The exercise
Each record below is to be reproduced without any change.

Records to use
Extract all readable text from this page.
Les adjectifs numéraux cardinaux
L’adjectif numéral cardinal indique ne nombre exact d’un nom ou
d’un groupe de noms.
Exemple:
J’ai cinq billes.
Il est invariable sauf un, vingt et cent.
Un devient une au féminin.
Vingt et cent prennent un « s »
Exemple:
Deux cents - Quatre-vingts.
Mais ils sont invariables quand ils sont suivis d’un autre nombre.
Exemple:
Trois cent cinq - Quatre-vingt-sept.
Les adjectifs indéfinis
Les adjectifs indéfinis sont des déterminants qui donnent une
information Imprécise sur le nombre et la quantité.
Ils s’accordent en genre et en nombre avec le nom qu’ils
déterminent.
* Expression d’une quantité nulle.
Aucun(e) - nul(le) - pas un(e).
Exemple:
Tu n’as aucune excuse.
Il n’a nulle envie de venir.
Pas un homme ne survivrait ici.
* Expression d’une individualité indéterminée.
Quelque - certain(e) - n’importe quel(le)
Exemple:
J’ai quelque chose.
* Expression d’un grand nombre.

Full output
Extract all readable text from this page.
Les adjectifs numéraux cardinaux
L’adjectif numéral cardinal indique ne nombre exact d’un nom ou
d’un groupe de noms.
Exemple:
J’ai cinq billes.
Il est invariable sauf un, vingt et cent.
Un devient une au féminin.
Vingt et cent prennent un « s »
Exemple:
Deux cents - Quatre-vingts.
Mais ils sont invariables quand ils sont suivis d’un autre nombre.
Exemple:
Trois cent cinq - Quatre-vingt-sept.
Les adjectifs indéfinis
Les adjectifs indéfinis sont des déterminants qui donnent une
information Imprécise sur le nombre et la quantité.
Ils s’accordent en genre et en nombre avec le nom qu’ils
déterminent.
* Expression d’une quantité nulle.
Aucun(e) - nul(le) - pas un(e).
Exemple:
Tu n’as aucune excuse.
Il n’a nulle envie de venir.
Pas un homme ne survivrait ici.
* Expression d’une individualité indéterminée.
Quelque - certain(e) - n’importe quel(le)
Exemple:
J’ai quelque chose.
* Expression d’un grand nombre.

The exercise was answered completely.